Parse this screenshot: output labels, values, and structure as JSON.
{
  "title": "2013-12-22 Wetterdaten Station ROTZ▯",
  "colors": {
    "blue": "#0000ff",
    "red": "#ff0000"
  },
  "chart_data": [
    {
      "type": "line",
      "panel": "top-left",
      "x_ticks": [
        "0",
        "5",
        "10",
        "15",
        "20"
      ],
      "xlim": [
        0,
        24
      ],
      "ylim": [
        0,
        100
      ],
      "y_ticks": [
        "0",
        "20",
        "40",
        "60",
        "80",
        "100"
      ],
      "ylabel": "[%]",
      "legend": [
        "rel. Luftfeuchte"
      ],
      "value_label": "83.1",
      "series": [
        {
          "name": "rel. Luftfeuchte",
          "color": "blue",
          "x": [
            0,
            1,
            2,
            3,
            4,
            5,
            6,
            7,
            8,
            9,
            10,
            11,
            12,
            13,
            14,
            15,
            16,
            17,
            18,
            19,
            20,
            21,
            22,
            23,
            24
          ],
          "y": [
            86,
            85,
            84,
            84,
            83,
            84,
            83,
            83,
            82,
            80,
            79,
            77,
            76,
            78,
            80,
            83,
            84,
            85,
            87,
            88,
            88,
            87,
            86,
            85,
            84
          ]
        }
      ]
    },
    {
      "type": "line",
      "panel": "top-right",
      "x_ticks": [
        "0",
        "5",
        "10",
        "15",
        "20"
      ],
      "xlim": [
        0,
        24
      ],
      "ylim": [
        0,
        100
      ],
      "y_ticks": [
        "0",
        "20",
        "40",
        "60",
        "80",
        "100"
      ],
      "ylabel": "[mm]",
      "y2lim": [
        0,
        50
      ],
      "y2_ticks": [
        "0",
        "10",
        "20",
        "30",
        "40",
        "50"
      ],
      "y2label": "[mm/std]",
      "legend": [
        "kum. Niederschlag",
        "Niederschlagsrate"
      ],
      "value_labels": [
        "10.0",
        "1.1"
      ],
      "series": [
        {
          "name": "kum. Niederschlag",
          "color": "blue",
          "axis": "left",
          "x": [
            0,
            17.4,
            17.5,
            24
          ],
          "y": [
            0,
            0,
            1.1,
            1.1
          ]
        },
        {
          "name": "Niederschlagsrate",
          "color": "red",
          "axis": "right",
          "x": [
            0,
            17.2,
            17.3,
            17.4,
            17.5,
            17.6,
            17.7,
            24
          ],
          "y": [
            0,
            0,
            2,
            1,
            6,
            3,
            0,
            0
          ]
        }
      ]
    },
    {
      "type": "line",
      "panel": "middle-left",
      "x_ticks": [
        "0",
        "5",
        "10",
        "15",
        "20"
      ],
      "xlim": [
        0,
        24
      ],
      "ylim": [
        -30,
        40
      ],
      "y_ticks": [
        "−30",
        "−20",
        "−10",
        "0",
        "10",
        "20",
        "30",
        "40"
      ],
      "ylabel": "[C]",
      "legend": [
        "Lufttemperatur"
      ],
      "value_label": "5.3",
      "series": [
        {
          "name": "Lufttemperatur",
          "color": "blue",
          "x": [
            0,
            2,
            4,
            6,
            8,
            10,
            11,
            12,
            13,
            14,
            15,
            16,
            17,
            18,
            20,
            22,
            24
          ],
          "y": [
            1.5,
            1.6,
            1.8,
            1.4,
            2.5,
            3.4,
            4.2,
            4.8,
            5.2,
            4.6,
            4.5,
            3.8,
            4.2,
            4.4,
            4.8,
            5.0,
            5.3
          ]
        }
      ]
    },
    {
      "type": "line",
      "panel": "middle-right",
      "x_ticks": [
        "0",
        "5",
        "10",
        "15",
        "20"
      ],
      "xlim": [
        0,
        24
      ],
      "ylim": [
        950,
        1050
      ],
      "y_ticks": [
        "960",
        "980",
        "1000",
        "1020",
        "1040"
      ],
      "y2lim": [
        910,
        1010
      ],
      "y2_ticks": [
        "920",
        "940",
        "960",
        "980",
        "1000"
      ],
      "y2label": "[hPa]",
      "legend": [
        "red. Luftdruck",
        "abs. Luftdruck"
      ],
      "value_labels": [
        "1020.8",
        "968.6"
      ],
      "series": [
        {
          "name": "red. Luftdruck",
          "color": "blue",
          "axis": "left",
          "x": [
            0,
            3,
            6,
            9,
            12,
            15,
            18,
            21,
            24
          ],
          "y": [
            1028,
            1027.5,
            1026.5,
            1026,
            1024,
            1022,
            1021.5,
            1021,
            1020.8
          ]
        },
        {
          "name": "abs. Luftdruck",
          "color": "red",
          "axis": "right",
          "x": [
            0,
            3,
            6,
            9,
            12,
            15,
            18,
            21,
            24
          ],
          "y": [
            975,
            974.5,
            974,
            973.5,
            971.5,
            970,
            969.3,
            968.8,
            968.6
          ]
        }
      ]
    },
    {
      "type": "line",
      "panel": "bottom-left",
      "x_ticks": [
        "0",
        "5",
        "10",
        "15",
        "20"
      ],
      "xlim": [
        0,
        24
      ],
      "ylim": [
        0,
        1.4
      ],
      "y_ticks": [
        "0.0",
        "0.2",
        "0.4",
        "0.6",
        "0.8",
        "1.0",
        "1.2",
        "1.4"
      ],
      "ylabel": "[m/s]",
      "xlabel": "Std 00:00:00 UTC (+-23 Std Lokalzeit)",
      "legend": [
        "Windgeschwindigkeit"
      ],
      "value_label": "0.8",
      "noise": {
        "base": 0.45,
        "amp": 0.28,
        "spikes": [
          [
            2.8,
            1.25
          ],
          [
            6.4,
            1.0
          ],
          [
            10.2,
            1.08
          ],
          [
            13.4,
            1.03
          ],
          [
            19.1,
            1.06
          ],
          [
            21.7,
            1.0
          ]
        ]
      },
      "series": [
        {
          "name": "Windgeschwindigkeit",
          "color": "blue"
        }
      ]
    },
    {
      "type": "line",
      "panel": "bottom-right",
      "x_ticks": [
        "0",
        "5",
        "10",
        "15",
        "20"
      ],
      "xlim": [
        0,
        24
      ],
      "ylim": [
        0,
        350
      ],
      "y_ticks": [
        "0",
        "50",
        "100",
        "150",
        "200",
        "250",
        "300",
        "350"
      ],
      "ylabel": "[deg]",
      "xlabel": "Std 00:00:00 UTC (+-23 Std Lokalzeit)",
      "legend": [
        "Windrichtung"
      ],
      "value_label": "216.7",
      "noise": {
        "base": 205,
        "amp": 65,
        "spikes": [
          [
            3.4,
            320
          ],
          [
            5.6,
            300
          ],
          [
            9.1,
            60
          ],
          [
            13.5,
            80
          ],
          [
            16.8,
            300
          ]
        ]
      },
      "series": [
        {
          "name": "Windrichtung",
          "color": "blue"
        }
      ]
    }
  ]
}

PROBLEM TO WORK ON —
Recopy the entries above in their entirety, exactly.

FINISHED TASK —
Parse this screenshot: output labels, values, and structure as JSON.
{
  "title": "2013-12-22 Wetterdaten Station ROTZ▯",
  "colors": {
    "blue": "#0000ff",
    "red": "#ff0000"
  },
  "chart_data": [
    {
      "type": "line",
      "panel": "top-left",
      "x_ticks": [
        "0",
        "5",
        "10",
        "15",
        "20"
      ],
      "xlim": [
        0,
        24
      ],
      "ylim": [
        0,
        100
      ],
      "y_ticks": [
        "0",
        "20",
        "40",
        "60",
        "80",
        "100"
      ],
      "ylabel": "[%]",
      "legend": [
        "rel. Luftfeuchte"
      ],
      "value_label": "83.1",
      "series": [
        {
          "name": "rel. Luftfeuchte",
          "color": "blue",
          "x": [
            0,
            1,
            2,
            3,
            4,
            5,
            6,
            7,
            8,
            9,
            10,
            11,
            12,
            13,
            14,
            15,
            16,
            17,
            18,
            19,
            20,
            21,
            22,
            23,
            24
          ],
          "y": [
            86,
            85,
            84,
            84,
            83,
            84,
            83,
            83,
            82,
            80,
            79,
            77,
            76,
            78,
            80,
            83,
            84,
            85,
            87,
            88,
            88,
            87,
            86,
            85,
            84
          ]
        }
      ]
    },
    {
      "type": "line",
      "panel": "top-right",
      "x_ticks": [
        "0",
        "5",
        "10",
        "15",
        "20"
      ],
      "xlim": [
        0,
        24
      ],
      "ylim": [
        0,
        100
      ],
      "y_ticks": [
        "0",
        "20",
        "40",
        "60",
        "80",
        "100"
      ],
      "ylabel": "[mm]",
      "y2lim": [
        0,
        50
      ],
      "y2_ticks": [
        "0",
        "10",
        "20",
        "30",
        "40",
        "50"
      ],
      "y2label": "[mm/std]",
      "legend": [
        "kum. Niederschlag",
        "Niederschlagsrate"
      ],
      "value_labels": [
        "10.0",
        "1.1"
      ],
      "series": [
        {
          "name": "kum. Niederschlag",
          "color": "blue",
          "axis": "left",
          "x": [
            0,
            17.4,
            17.5,
            24
          ],
          "y": [
            0,
            0,
            1.1,
            1.1
          ]
        },
        {
          "name": "Niederschlagsrate",
          "color": "red",
          "axis": "right",
          "x": [
            0,
            17.2,
            17.3,
            17.4,
            17.5,
            17.6,
            17.7,
            24
          ],
          "y": [
            0,
            0,
            2,
            1,
            6,
            3,
            0,
            0
          ]
        }
      ]
    },
    {
      "type": "line",
      "panel": "middle-left",
      "x_ticks": [
        "0",
        "5",
        "10",
        "15",
        "20"
      ],
      "xlim": [
        0,
        24
      ],
      "ylim": [
        -30,
        40
      ],
      "y_ticks": [
        "−30",
        "−20",
        "−10",
        "0",
        "10",
        "20",
        "30",
        "40"
      ],
      "ylabel": "[C]",
      "legend": [
        "Lufttemperatur"
      ],
      "value_label": "5.3",
      "series": [
        {
          "name": "Lufttemperatur",
          "color": "blue",
          "x": [
            0,
            2,
            4,
            6,
            8,
            10,
            11,
            12,
            13,
            14,
            15,
            16,
            17,
            18,
            20,
            22,
            24
          ],
          "y": [
            1.5,
            1.6,
            1.8,
            1.4,
            2.5,
            3.4,
            4.2,
            4.8,
            5.2,
            4.6,
            4.5,
            3.8,
            4.2,
            4.4,
            4.8,
            5.0,
            5.3
          ]
        }
      ]
    },
    {
      "type": "line",
      "panel": "middle-right",
      "x_ticks": [
        "0",
        "5",
        "10",
        "15",
        "20"
      ],
      "xlim": [
        0,
        24
      ],
      "ylim": [
        950,
        1050
      ],
      "y_ticks": [
        "960",
        "980",
        "1000",
        "1020",
        "1040"
      ],
      "y2lim": [
        910,
        1010
      ],
      "y2_ticks": [
        "920",
        "940",
        "960",
        "980",
        "1000"
      ],
      "y2label": "[hPa]",
      "legend": [
        "red. Luftdruck",
        "abs. Luftdruck"
      ],
      "value_labels": [
        "1020.8",
        "968.6"
      ],
      "series": [
        {
          "name": "red. Luftdruck",
          "color": "blue",
          "axis": "left",
          "x": [
            0,
            3,
            6,
            9,
            12,
            15,
            18,
            21,
            24
          ],
          "y": [
            1028,
            1027.5,
            1026.5,
            1026,
            1024,
            1022,
            1021.5,
            1021,
            1020.8
          ]
        },
        {
          "name": "abs. Luftdruck",
          "color": "red",
          "axis": "right",
          "x": [
            0,
            3,
            6,
            9,
            12,
            15,
            18,
            21,
            24
          ],
          "y": [
            975,
            974.5,
            974,
            973.5,
            971.5,
            970,
            969.3,
            968.8,
            968.6
          ]
        }
      ]
    },
    {
      "type": "line",
      "panel": "bottom-left",
      "x_ticks": [
        "0",
        "5",
        "10",
        "15",
        "20"
      ],
      "xlim": [
        0,
        24
      ],
      "ylim": [
        0,
        1.4
      ],
      "y_ticks": [
        "0.0",
        "0.2",
        "0.4",
        "0.6",
        "0.8",
        "1.0",
        "1.2",
        "1.4"
      ],
      "ylabel": "[m/s]",
      "xlabel": "Std 00:00:00 UTC (+-23 Std Lokalzeit)",
      "legend": [
        "Windgeschwindigkeit"
      ],
      "value_label": "0.8",
      "noise": {
        "base": 0.45,
        "amp": 0.28,
        "spikes": [
          [
            2.8,
            1.25
          ],
          [
            6.4,
            1.0
          ],
          [
            10.2,
            1.08
          ],
          [
            13.4,
            1.03
          ],
          [
            19.1,
            1.06
          ],
          [
            21.7,
            1.0
          ]
        ]
      },
      "series": [
        {
          "name": "Windgeschwindigkeit",
          "color": "blue"
        }
      ]
    },
    {
      "type": "line",
      "panel": "bottom-right",
      "x_ticks": [
        "0",
        "5",
        "10",
        "15",
        "20"
      ],
      "xlim": [
        0,
        24
      ],
      "ylim": [
        0,
        350
      ],
      "y_ticks": [
        "0",
        "50",
        "100",
        "150",
        "200",
        "250",
        "300",
        "350"
      ],
      "ylabel": "[deg]",
      "xlabel": "Std 00:00:00 UTC (+-23 Std Lokalzeit)",
      "legend": [
        "Windrichtung"
      ],
      "value_label": "216.7",
      "noise": {
        "base": 205,
        "amp": 65,
        "spikes": [
          [
            3.4,
            320
          ],
          [
            5.6,
            300
          ],
          [
            9.1,
            60
          ],
          [
            13.5,
            80
          ],
          [
            16.8,
            300
          ]
        ]
      },
      "series": [
        {
          "name": "Windrichtung",
          "color": "blue"
        }
      ]
    }
  ]
}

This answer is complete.